__Task prompt__:
Spot each line in the records below where the word "will" occurs, then copy it.

(Dataset records)
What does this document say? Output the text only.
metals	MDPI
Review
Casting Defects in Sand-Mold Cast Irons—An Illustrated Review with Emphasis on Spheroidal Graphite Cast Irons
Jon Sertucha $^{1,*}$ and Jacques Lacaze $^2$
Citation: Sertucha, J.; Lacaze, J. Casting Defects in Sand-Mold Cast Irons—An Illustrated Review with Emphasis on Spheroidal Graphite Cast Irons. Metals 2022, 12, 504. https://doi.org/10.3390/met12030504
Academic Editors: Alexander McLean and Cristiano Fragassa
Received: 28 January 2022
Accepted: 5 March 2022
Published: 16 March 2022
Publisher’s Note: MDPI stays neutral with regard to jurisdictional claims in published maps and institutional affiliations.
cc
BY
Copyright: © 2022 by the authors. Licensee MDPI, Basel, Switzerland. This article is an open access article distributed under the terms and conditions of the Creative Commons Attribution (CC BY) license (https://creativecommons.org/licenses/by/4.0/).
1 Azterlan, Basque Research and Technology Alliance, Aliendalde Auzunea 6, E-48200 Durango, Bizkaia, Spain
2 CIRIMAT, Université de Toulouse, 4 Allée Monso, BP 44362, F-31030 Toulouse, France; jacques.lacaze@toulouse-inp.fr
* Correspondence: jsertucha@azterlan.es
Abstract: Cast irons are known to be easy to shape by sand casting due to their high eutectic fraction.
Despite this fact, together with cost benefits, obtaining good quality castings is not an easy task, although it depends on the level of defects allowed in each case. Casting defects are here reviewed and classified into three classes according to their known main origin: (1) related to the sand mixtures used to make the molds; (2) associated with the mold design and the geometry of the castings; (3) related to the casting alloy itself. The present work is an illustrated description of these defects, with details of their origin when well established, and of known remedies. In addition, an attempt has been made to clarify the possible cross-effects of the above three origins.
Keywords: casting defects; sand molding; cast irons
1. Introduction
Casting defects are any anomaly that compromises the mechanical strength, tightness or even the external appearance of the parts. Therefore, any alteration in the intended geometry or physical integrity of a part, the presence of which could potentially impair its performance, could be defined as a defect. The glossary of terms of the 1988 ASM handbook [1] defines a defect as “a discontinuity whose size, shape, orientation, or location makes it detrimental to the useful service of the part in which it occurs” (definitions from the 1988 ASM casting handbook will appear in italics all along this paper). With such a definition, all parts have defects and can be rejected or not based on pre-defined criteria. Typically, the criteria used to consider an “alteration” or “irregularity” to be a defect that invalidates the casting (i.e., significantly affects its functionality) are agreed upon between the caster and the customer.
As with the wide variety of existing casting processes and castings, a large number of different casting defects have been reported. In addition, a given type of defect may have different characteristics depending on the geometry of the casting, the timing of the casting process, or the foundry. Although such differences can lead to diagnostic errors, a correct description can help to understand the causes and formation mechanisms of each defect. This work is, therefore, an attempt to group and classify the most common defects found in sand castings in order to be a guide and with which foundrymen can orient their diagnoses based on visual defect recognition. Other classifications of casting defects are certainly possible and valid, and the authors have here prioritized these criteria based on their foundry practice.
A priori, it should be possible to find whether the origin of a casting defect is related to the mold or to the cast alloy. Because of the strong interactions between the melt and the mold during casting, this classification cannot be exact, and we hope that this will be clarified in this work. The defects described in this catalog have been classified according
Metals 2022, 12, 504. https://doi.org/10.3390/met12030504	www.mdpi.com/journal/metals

__Completed exercise__:
Casting defects are any anomaly that compromises the mechanical strength, tightness or even the external appearance of the parts. Therefore, any alteration in the intended geometry or physical integrity of a part, the presence of which could potentially impair its performance, could be defined as a defect. The glossary of terms of the 1988 ASM handbook [1] defines a defect as “a discontinuity whose size, shape, orientation, or location makes it detrimental to the useful service of the part in which it occurs” (definitions from the 1988 ASM casting handbook will appear in italics all along this paper). With such a definition, all parts have defects and can be rejected or not based on pre-defined criteria. Typically, the criteria used to consider an “alteration” or “irregularity” to be a defect that invalidates the casting (i.e., significantly affects its functionality) are agreed upon between the caster and the customer.
A priori, it should be possible to find whether the origin of a casting defect is related to the mold or to the cast alloy. Because of the strong interactions between the melt and the mold during casting, this classification cannot be exact, and we hope that this will be clarified in this work. The defects described in this catalog have been classified according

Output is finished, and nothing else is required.